++++ THE DATA

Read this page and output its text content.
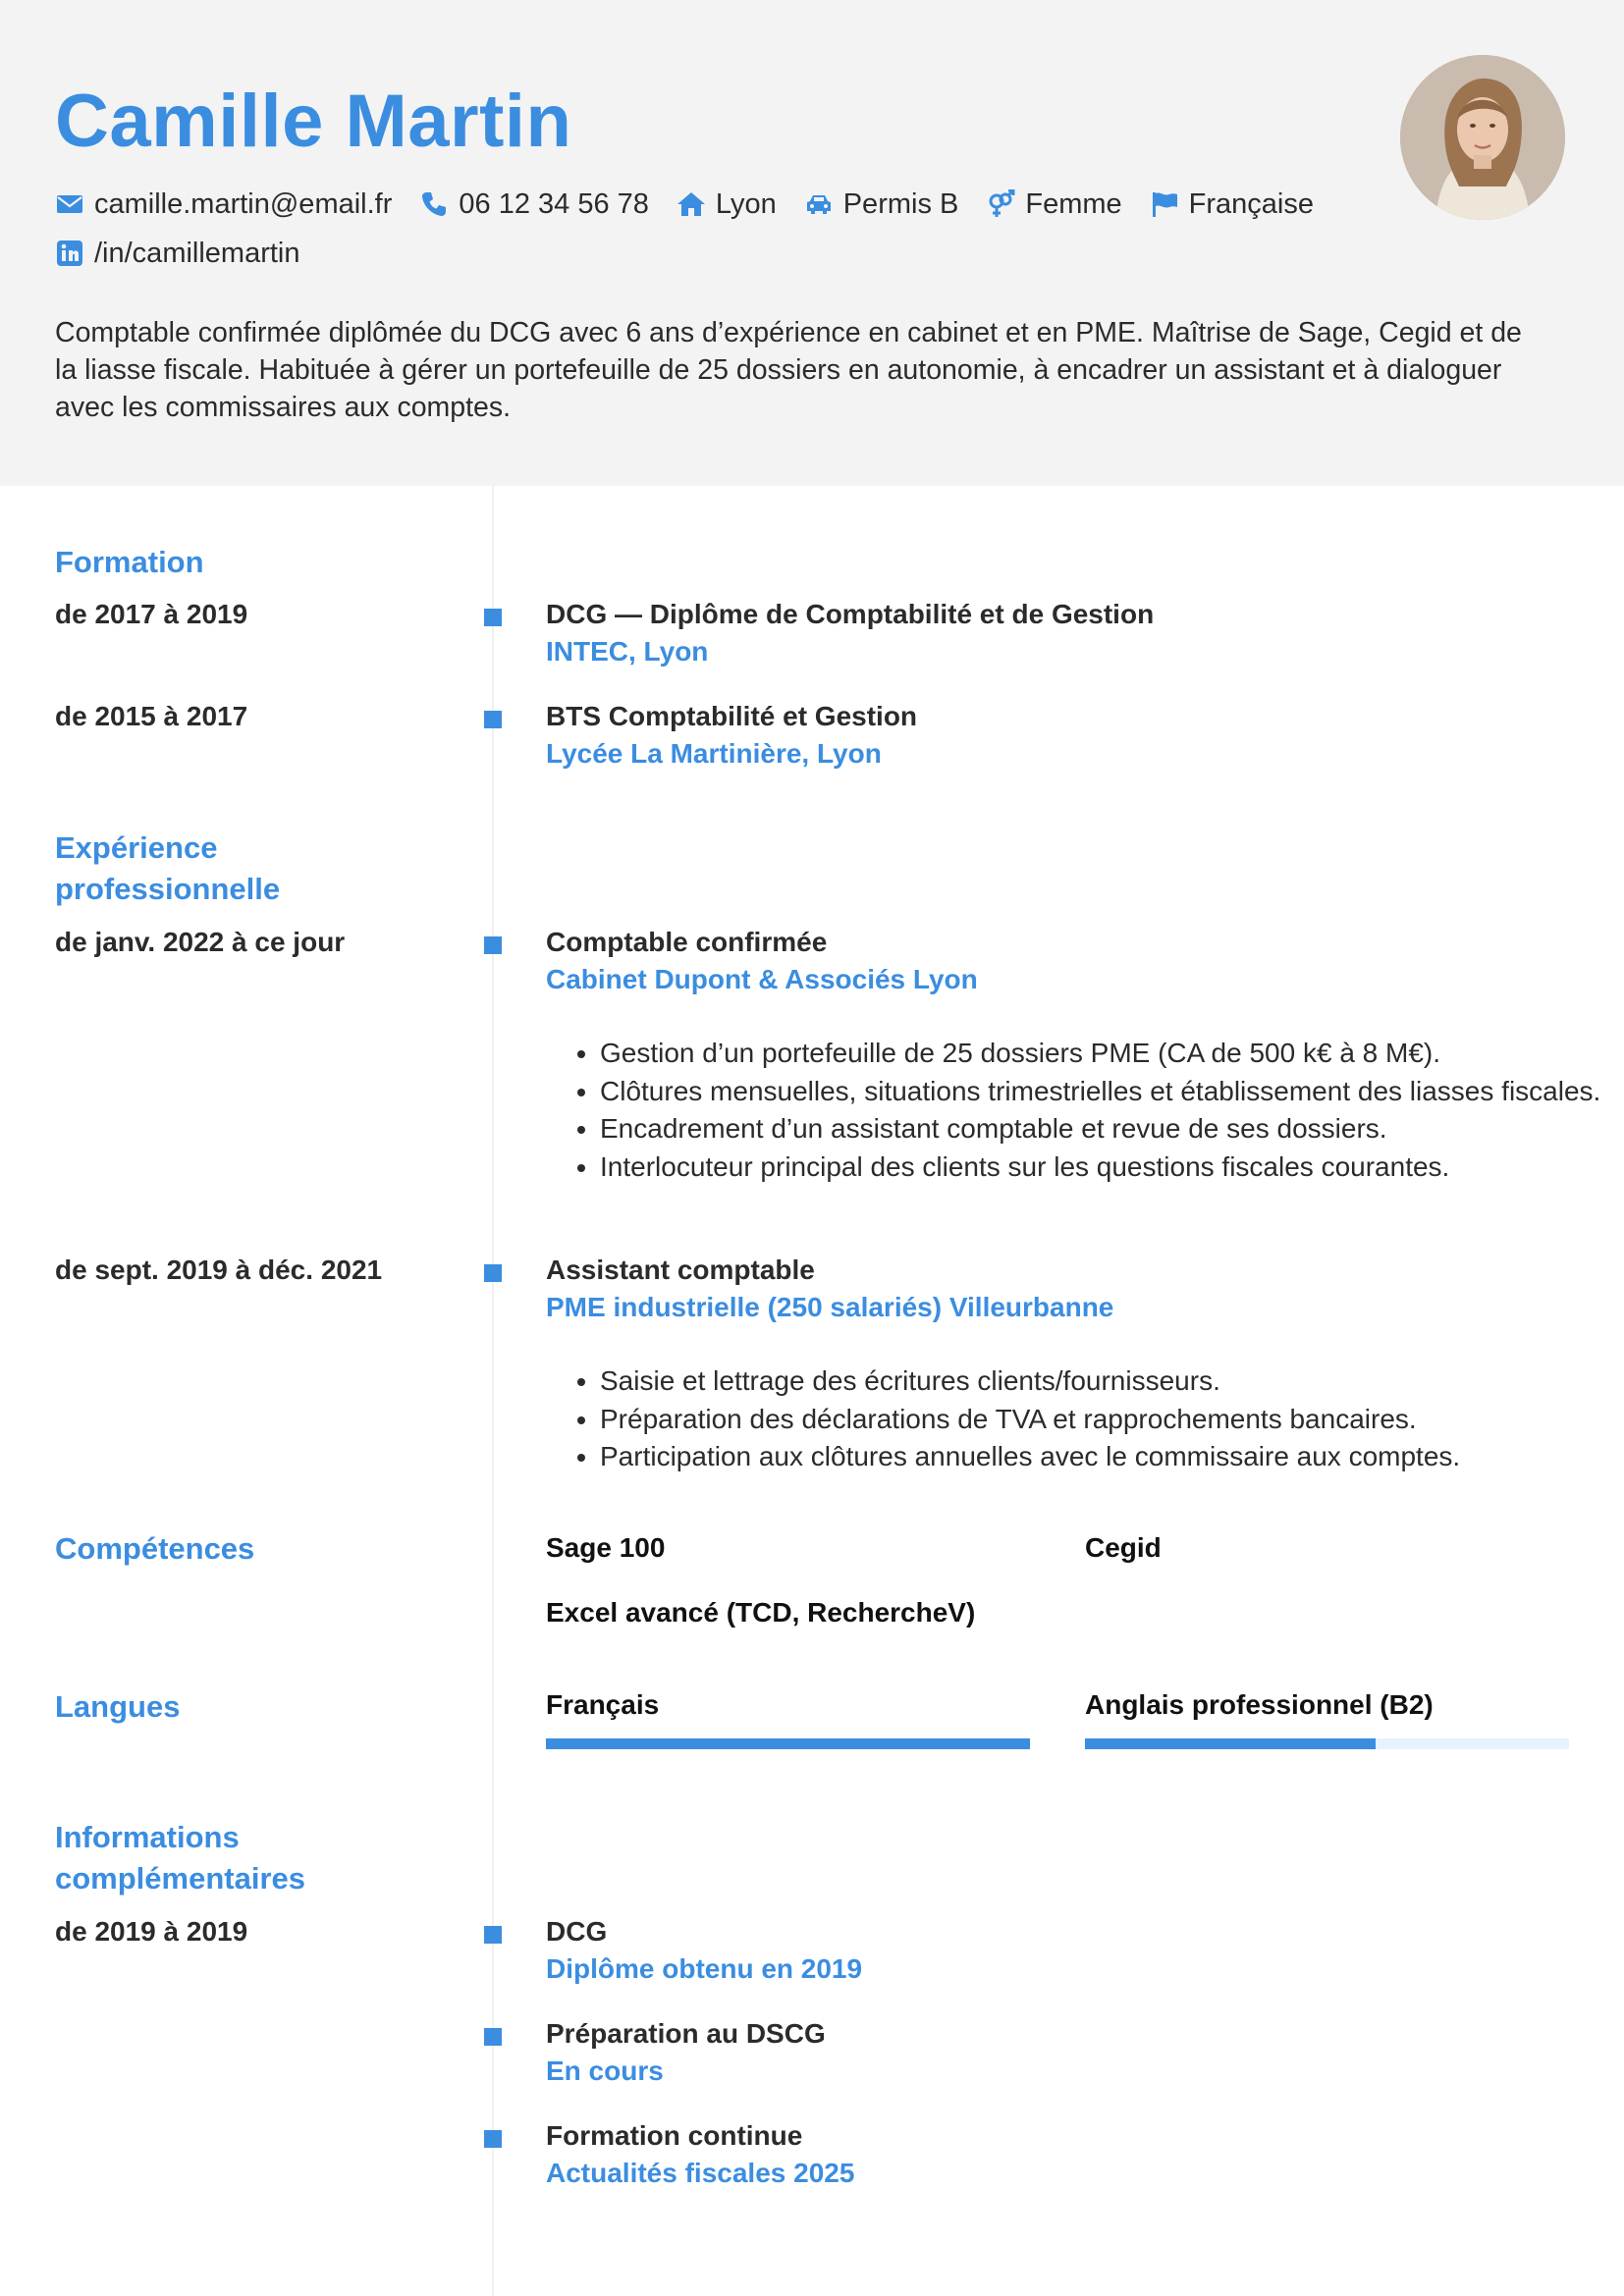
Camille Martin
camille.martin@email.fr 06 12 34 56 78 Lyon Permis B Femme Française
/in/camillemartin

Comptable confirmée diplômée du DCG avec 6 ans d’expérience en cabinet et en PME. Maîtrise de Sage, Cegid et de la liasse fiscale. Habituée à gérer un portefeuille de 25 dossiers en autonomie, à encadrer un assistant et à dialoguer avec les commissaires aux comptes.

Formation
de 2017 à 2019	DCG — Diplôme de Comptabilité et de Gestion
INTEC, Lyon
de 2015 à 2017	BTS Comptabilité et Gestion
Lycée La Martinière, Lyon
Expérience professionnelle
de janv. 2022 à ce jour	Comptable confirmée
Cabinet Dupont & Associés Lyon
• Gestion d’un portefeuille de 25 dossiers PME (CA de 500 k€ à 8 M€).
• Clôtures mensuelles, situations trimestrielles et établissement des liasses fiscales.
• Encadrement d’un assistant comptable et revue de ses dossiers.
• Interlocuteur principal des clients sur les questions fiscales courantes.
de sept. 2019 à déc. 2021	Assistant comptable
PME industrielle (250 salariés) Villeurbanne
• Saisie et lettrage des écritures clients/fournisseurs.
• Préparation des déclarations de TVA et rapprochements bancaires.
• Participation aux clôtures annuelles avec le commissaire aux comptes.
Compétences	Sage 100	Cegid
Excel avancé (TCD, RechercheV)
Langues	Français	Anglais professionnel (B2)
Informations complémentaires
de 2019 à 2019	DCG
Diplôme obtenu en 2019
Préparation au DSCG
En cours
Formation continue
Actualités fiscales 2025
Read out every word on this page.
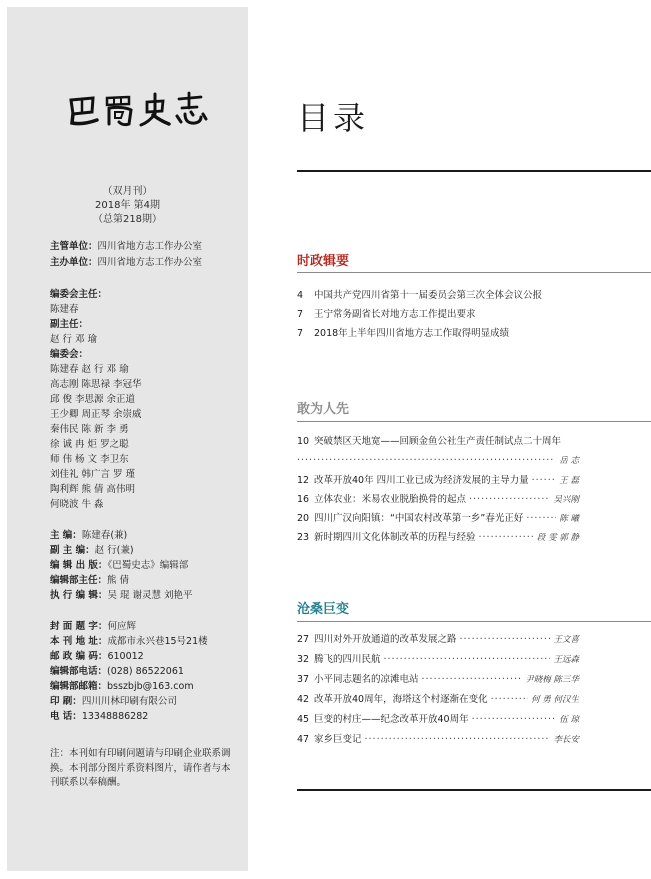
（双月刊）
2018年 第4期
（总第218期）
主管单位：四川省地方志工作办公室
主办单位：四川省地方志工作办公室
编委会主任：
陈建春
副主任：
赵 行 邓 瑜
编委会：
陈建春 赵 行 邓 瑜
高志刚 陈思禄 李冠华
邱 俊 李思源 余正道
王少卿 周正琴 余崇威
秦伟民 陈 新 李 勇
徐 诚 冉 炬 罗之聪
师 伟 杨 文 李卫东
刘佳礼 韩广言 罗 瑾
陶利辉 熊 倩 高伟明
何晓波 牛 淼
主 编：陈建春(兼)
副 主 编：赵 行(兼)
编 辑 出 版：《巴蜀史志》编辑部
编辑部主任：熊 倩
执 行 编 辑：吴 琨 谢灵慧 刘艳平
封 面 题 字：何应辉
本 刊 地 址：成都市永兴巷15号21楼
邮 政 编 码：610012
编辑部电话：(028) 86522061
编辑部邮箱：bsszbjb@163.com
印 刷：四川川林印刷有限公司
电 话：13348886282
注：本刊如有印刷问题请与印刷企业联系调换。本刊部分图片系资料图片，请作者与本刊联系以奉稿酬。
目录
时政辑要
4 中国共产党四川省第十一届委员会第三次全体会议公报
7 王宁常务副省长对地方志工作提出要求
7 2018年上半年四川省地方志工作取得明显成绩
敢为人先
10 突破禁区天地宽——回顾金鱼公社生产责任制试点二十周年
·····
岳 志
12 改革开放40年 四川工业已成为经济发展的主导力量 ·····	王 磊
16 立体农业：米易农业脱胎换骨的起点 ·····	吴兴刚
20 四川广汉向阳镇：“中国农村改革第一乡”春光正好 ·····	陈 曦
23 新时期四川文化体制改革的历程与经验 ·····	段 雯 郭 静
沧桑巨变
27 四川对外开放通道的改革发展之路 ·····	王文喜
32 腾飞的四川民航 ·····	王远森
37 小平同志题名的凉滩电站 ·····	尹晓梅 陈三华
42 改革开放40周年，海塔这个村逐渐在变化 ·····	何 勇 何汉生
45 巨变的村庄——纪念改革开放40周年 ·····	伍 琼
47 家乡巨变记 ·····	李长安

++++++++

» **WORK TO COMPLETE**: Reproduce each entry precisely, dropping only the pictures.

» **TASK RESPONSE**:
Read this page and output its text content.
Camille Martin
camille.martin@email.fr 06 12 34 56 78 Lyon Permis B Femme Française
/in/camillemartin

Comptable confirmée diplômée du DCG avec 6 ans d’expérience en cabinet et en PME. Maîtrise de Sage, Cegid et de la liasse fiscale. Habituée à gérer un portefeuille de 25 dossiers en autonomie, à encadrer un assistant et à dialoguer avec les commissaires aux comptes.

Formation
de 2017 à 2019	DCG — Diplôme de Comptabilité et de Gestion
INTEC, Lyon
de 2015 à 2017	BTS Comptabilité et Gestion
Lycée La Martinière, Lyon
Expérience professionnelle
de janv. 2022 à ce jour	Comptable confirmée
Cabinet Dupont & Associés Lyon
• Gestion d’un portefeuille de 25 dossiers PME (CA de 500 k€ à 8 M€).
• Clôtures mensuelles, situations trimestrielles et établissement des liasses fiscales.
• Encadrement d’un assistant comptable et revue de ses dossiers.
• Interlocuteur principal des clients sur les questions fiscales courantes.
de sept. 2019 à déc. 2021	Assistant comptable
PME industrielle (250 salariés) Villeurbanne
• Saisie et lettrage des écritures clients/fournisseurs.
• Préparation des déclarations de TVA et rapprochements bancaires.
• Participation aux clôtures annuelles avec le commissaire aux comptes.
Compétences	Sage 100	Cegid
Excel avancé (TCD, RechercheV)
Langues	Français	Anglais professionnel (B2)
Informations complémentaires
de 2019 à 2019	DCG
Diplôme obtenu en 2019
Préparation au DSCG
En cours
Formation continue
Actualités fiscales 2025
Read out every word on this page.
（双月刊）
2018年 第4期
（总第218期）
主管单位：四川省地方志工作办公室
主办单位：四川省地方志工作办公室
编委会主任：
陈建春
副主任：
赵 行 邓 瑜
编委会：
陈建春 赵 行 邓 瑜
高志刚 陈思禄 李冠华
邱 俊 李思源 余正道
王少卿 周正琴 余崇威
秦伟民 陈 新 李 勇
徐 诚 冉 炬 罗之聪
师 伟 杨 文 李卫东
刘佳礼 韩广言 罗 瑾
陶利辉 熊 倩 高伟明
何晓波 牛 淼
主 编：陈建春(兼)
副 主 编：赵 行(兼)
编 辑 出 版：《巴蜀史志》编辑部
编辑部主任：熊 倩
执 行 编 辑：吴 琨 谢灵慧 刘艳平
封 面 题 字：何应辉
本 刊 地 址：成都市永兴巷15号21楼
邮 政 编 码：610012
编辑部电话：(028) 86522061
编辑部邮箱：bsszbjb@163.com
印 刷：四川川林印刷有限公司
电 话：13348886282
注：本刊如有印刷问题请与印刷企业联系调换。本刊部分图片系资料图片，请作者与本刊联系以奉稿酬。
目录
时政辑要
4 中国共产党四川省第十一届委员会第三次全体会议公报
7 王宁常务副省长对地方志工作提出要求
7 2018年上半年四川省地方志工作取得明显成绩
敢为人先
10 突破禁区天地宽——回顾金鱼公社生产责任制试点二十周年
·····
岳 志
12 改革开放40年 四川工业已成为经济发展的主导力量 ·····	王 磊
16 立体农业：米易农业脱胎换骨的起点 ·····	吴兴刚
20 四川广汉向阳镇：“中国农村改革第一乡”春光正好 ·····	陈 曦
23 新时期四川文化体制改革的历程与经验 ·····	段 雯 郭 静
沧桑巨变
27 四川对外开放通道的改革发展之路 ·····	王文喜
32 腾飞的四川民航 ·····	王远森
37 小平同志题名的凉滩电站 ·····	尹晓梅 陈三华
42 改革开放40周年，海塔这个村逐渐在变化 ·····	何 勇 何汉生
45 巨变的村庄——纪念改革开放40周年 ·····	伍 琼
47 家乡巨变记 ·····	李长安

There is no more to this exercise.